"""

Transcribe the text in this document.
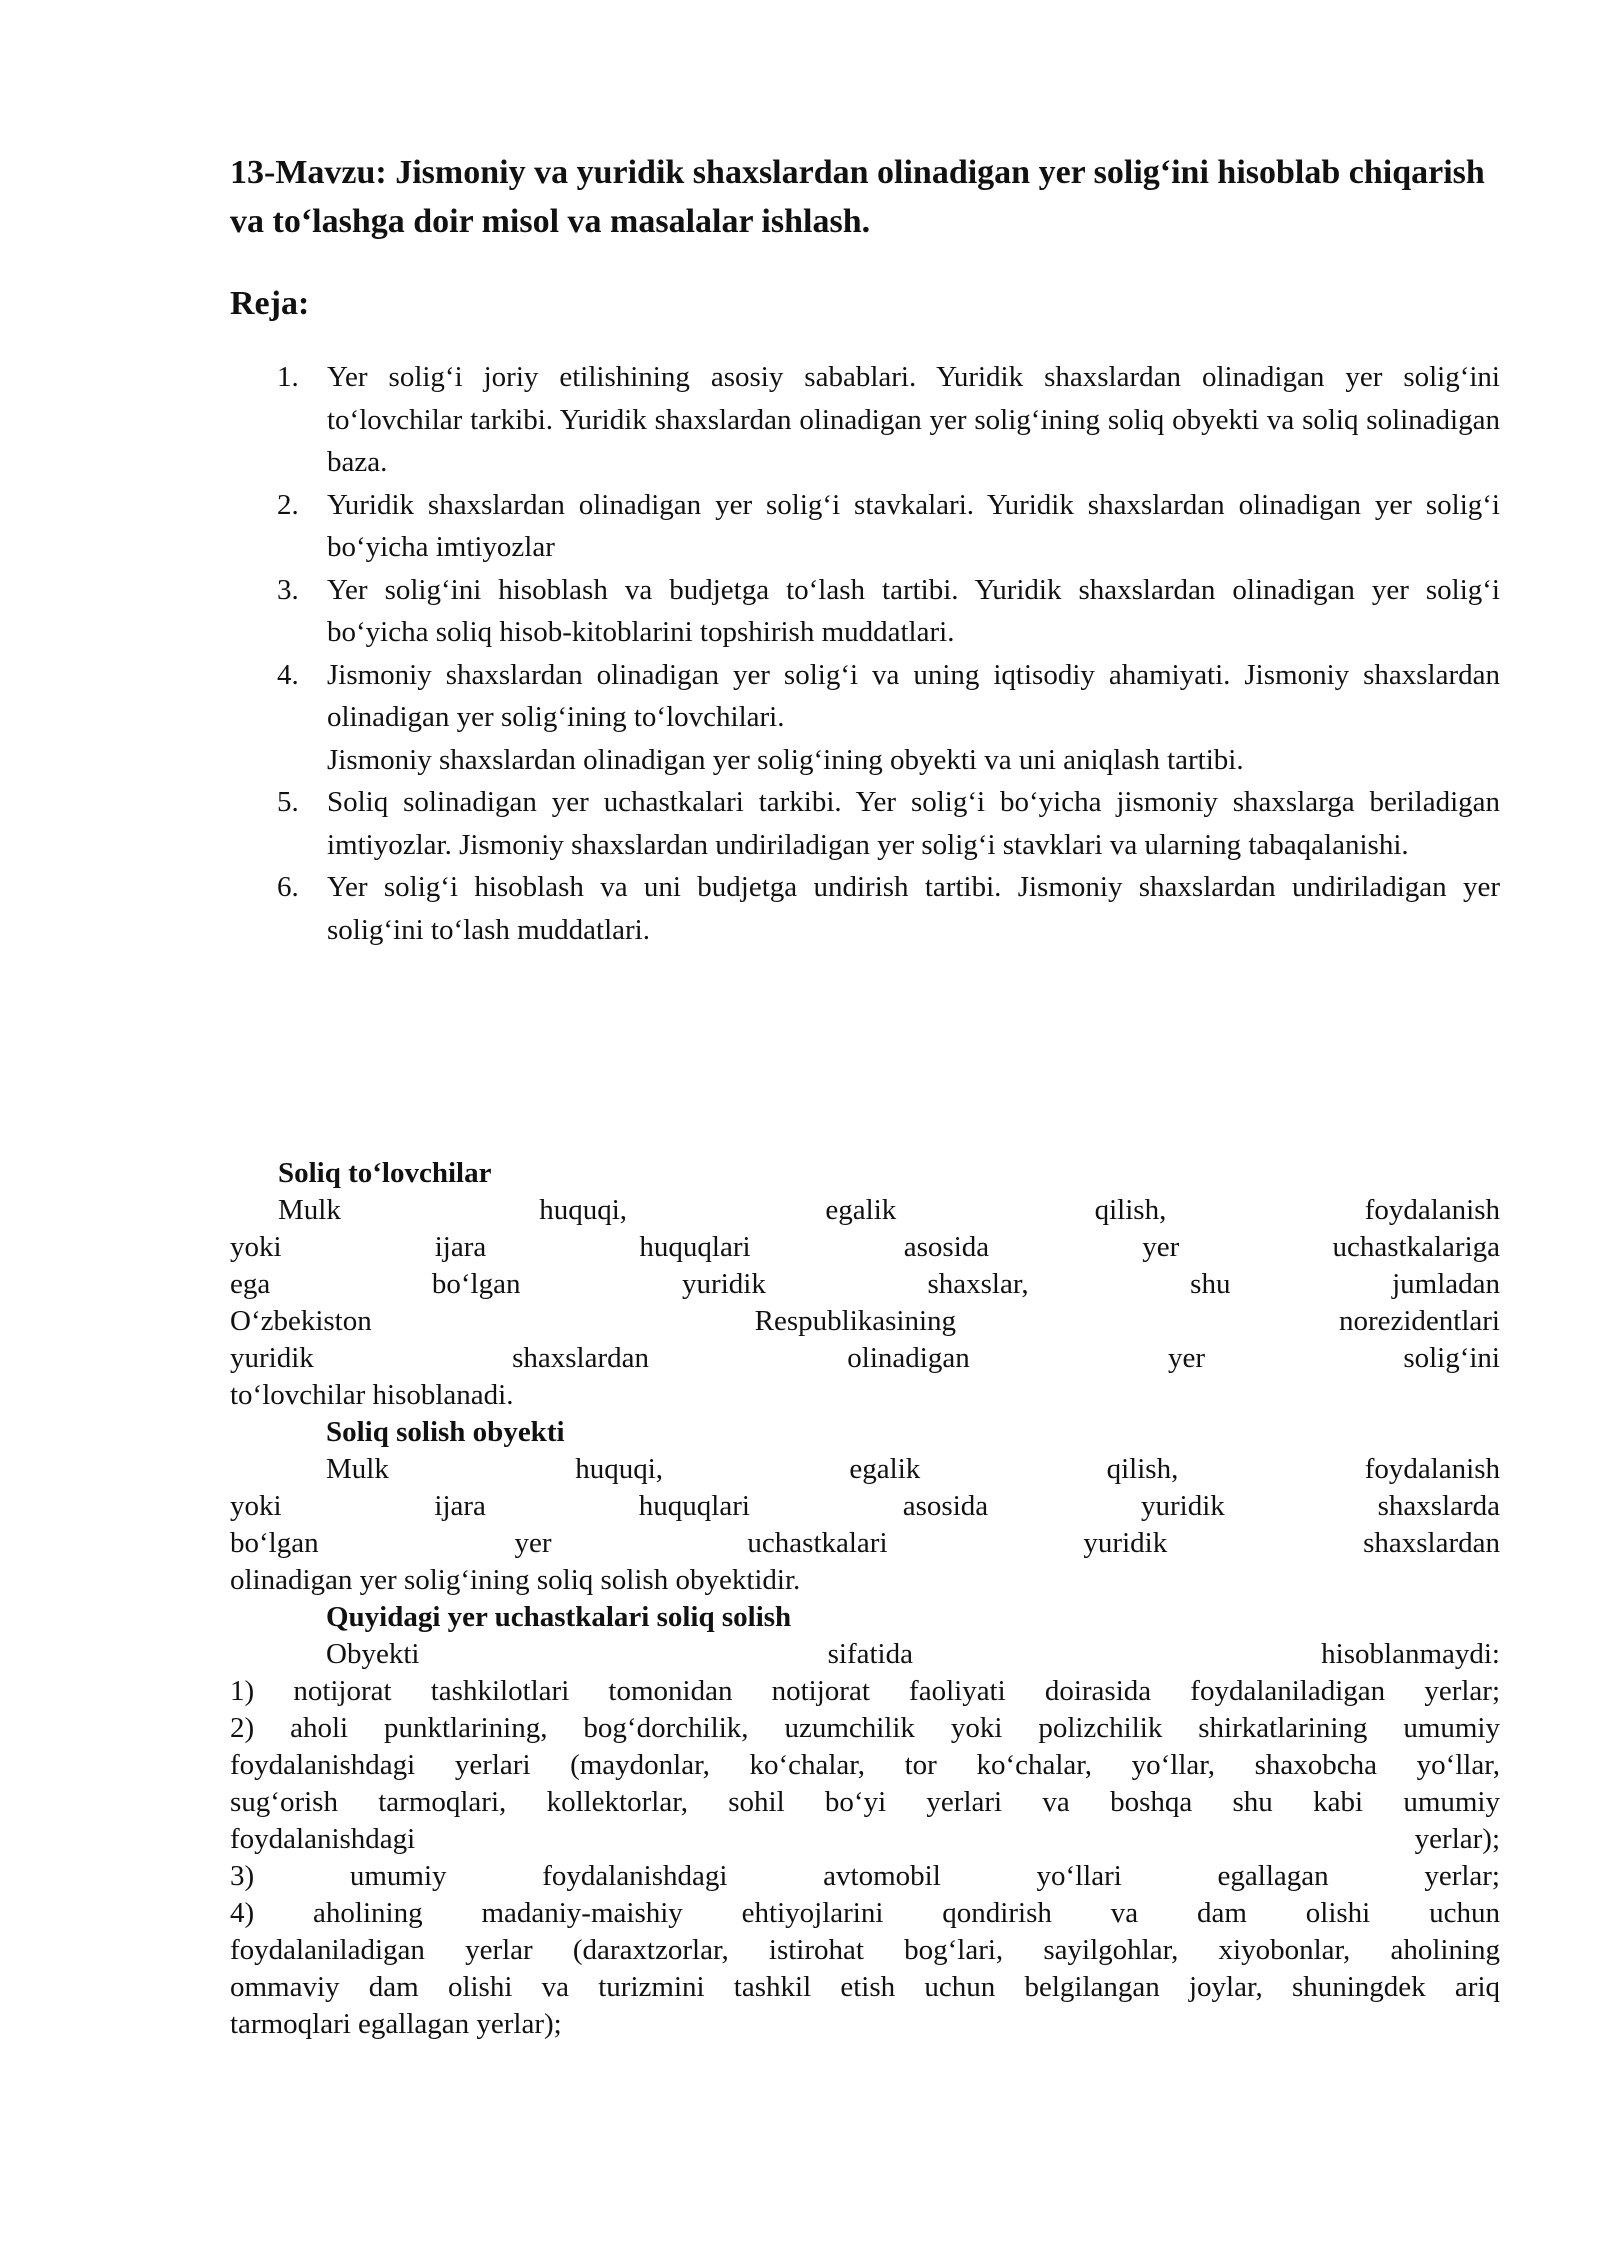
13-Mavzu: Jismoniy va yuridik shaxslardan olinadigan yer solig‘ini hisoblab chiqarish va to‘lashga doir misol va masalalar ishlash.
Reja:
1. Yer solig‘i joriy etilishining asosiy sabablari. Yuridik shaxslardan olinadigan yer solig‘ini to‘lovchilar tarkibi. Yuridik shaxslardan olinadigan yer solig‘ining soliq obyekti va soliq solinadigan baza.
2. Yuridik shaxslardan olinadigan yer solig‘i stavkalari. Yuridik shaxslardan olinadigan yer solig‘i bo‘yicha imtiyozlar
3. Yer solig‘ini hisoblash va budjetga to‘lash tartibi. Yuridik shaxslardan olinadigan yer solig‘i bo‘yicha soliq hisob-kitoblarini topshirish muddatlari.
4. Jismoniy shaxslardan olinadigan yer solig‘i va uning iqtisodiy ahamiyati. Jismoniy shaxslardan olinadigan yer solig‘ining to‘lovchilari.
Jismoniy shaxslardan olinadigan yer solig‘ining obyekti va uni aniqlash tartibi.
5. Soliq solinadigan yer uchastkalari tarkibi. Yer solig‘i bo‘yicha jismoniy shaxslarga beriladigan imtiyozlar. Jismoniy shaxslardan undiriladigan yer solig‘i stavklari va ularning tabaqalanishi.
6. Yer solig‘i hisoblash va uni budjetga undirish tartibi. Jismoniy shaxslardan undiriladigan yer solig‘ini to‘lash muddatlari.
Soliq to‘lovchilar
Mulk huquqi, egalik qilish, foydalanish
yoki ijara huquqlari asosida yer uchastkalariga
ega bo‘lgan yuridik shaxslar, shu jumladan
O‘zbekiston Respublikasining norezidentlari
yuridik shaxslardan olinadigan yer solig‘ini
to‘lovchilar hisoblanadi.
Soliq solish obyekti
Mulk huquqi, egalik qilish, foydalanish
yoki ijara huquqlari asosida yuridik shaxslarda
bo‘lgan yer uchastkalari yuridik shaxslardan
olinadigan yer solig‘ining soliq solish obyektidir.
Quyidagi yer uchastkalari soliq solish
Obyekti sifatida hisoblanmaydi:
1) notijorat tashkilotlari tomonidan notijorat faoliyati doirasida foydalaniladigan yerlar;
2) aholi punktlarining, bog‘dorchilik, uzumchilik yoki polizchilik shirkatlarining umumiy
foydalanishdagi yerlari (maydonlar, ko‘chalar, tor ko‘chalar, yo‘llar, shaxobcha yo‘llar,
sug‘orish tarmoqlari, kollektorlar, sohil bo‘yi yerlari va boshqa shu kabi umumiy
foydalanishdagi yerlar);
3) umumiy foydalanishdagi avtomobil yo‘llari egallagan yerlar;
4) aholining madaniy-maishiy ehtiyojlarini qondirish va dam olishi uchun
foydalaniladigan yerlar (daraxtzorlar, istirohat bog‘lari, sayilgohlar, xiyobonlar, aholining
ommaviy dam olishi va turizmini tashkil etish uchun belgilangan joylar, shuningdek ariq
tarmoqlari egallagan yerlar);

"""

**Exercise requirements:** Pictures in the records should not appear in your copy, but everything else must be transcribed exactly.

**Result below:**
Transcribe the text in this document.
13-Mavzu: Jismoniy va yuridik shaxslardan olinadigan yer solig‘ini hisoblab chiqarish va to‘lashga doir misol va masalalar ishlash.
Reja:
1. Yer solig‘i joriy etilishining asosiy sabablari. Yuridik shaxslardan olinadigan yer solig‘ini to‘lovchilar tarkibi. Yuridik shaxslardan olinadigan yer solig‘ining soliq obyekti va soliq solinadigan baza.
2. Yuridik shaxslardan olinadigan yer solig‘i stavkalari. Yuridik shaxslardan olinadigan yer solig‘i bo‘yicha imtiyozlar
3. Yer solig‘ini hisoblash va budjetga to‘lash tartibi. Yuridik shaxslardan olinadigan yer solig‘i bo‘yicha soliq hisob-kitoblarini topshirish muddatlari.
4. Jismoniy shaxslardan olinadigan yer solig‘i va uning iqtisodiy ahamiyati. Jismoniy shaxslardan olinadigan yer solig‘ining to‘lovchilari.
Jismoniy shaxslardan olinadigan yer solig‘ining obyekti va uni aniqlash tartibi.
5. Soliq solinadigan yer uchastkalari tarkibi. Yer solig‘i bo‘yicha jismoniy shaxslarga beriladigan imtiyozlar. Jismoniy shaxslardan undiriladigan yer solig‘i stavklari va ularning tabaqalanishi.
6. Yer solig‘i hisoblash va uni budjetga undirish tartibi. Jismoniy shaxslardan undiriladigan yer solig‘ini to‘lash muddatlari.
Soliq to‘lovchilar
Mulk huquqi, egalik qilish, foydalanish
yoki ijara huquqlari asosida yer uchastkalariga
ega bo‘lgan yuridik shaxslar, shu jumladan
O‘zbekiston Respublikasining norezidentlari
yuridik shaxslardan olinadigan yer solig‘ini
to‘lovchilar hisoblanadi.
Soliq solish obyekti
Mulk huquqi, egalik qilish, foydalanish
yoki ijara huquqlari asosida yuridik shaxslarda
bo‘lgan yer uchastkalari yuridik shaxslardan
olinadigan yer solig‘ining soliq solish obyektidir.
Quyidagi yer uchastkalari soliq solish
Obyekti sifatida hisoblanmaydi:
1) notijorat tashkilotlari tomonidan notijorat faoliyati doirasida foydalaniladigan yerlar;
2) aholi punktlarining, bog‘dorchilik, uzumchilik yoki polizchilik shirkatlarining umumiy
foydalanishdagi yerlari (maydonlar, ko‘chalar, tor ko‘chalar, yo‘llar, shaxobcha yo‘llar,
sug‘orish tarmoqlari, kollektorlar, sohil bo‘yi yerlari va boshqa shu kabi umumiy
foydalanishdagi yerlar);
3) umumiy foydalanishdagi avtomobil yo‘llari egallagan yerlar;
4) aholining madaniy-maishiy ehtiyojlarini qondirish va dam olishi uchun
foydalaniladigan yerlar (daraxtzorlar, istirohat bog‘lari, sayilgohlar, xiyobonlar, aholining
ommaviy dam olishi va turizmini tashkil etish uchun belgilangan joylar, shuningdek ariq
tarmoqlari egallagan yerlar);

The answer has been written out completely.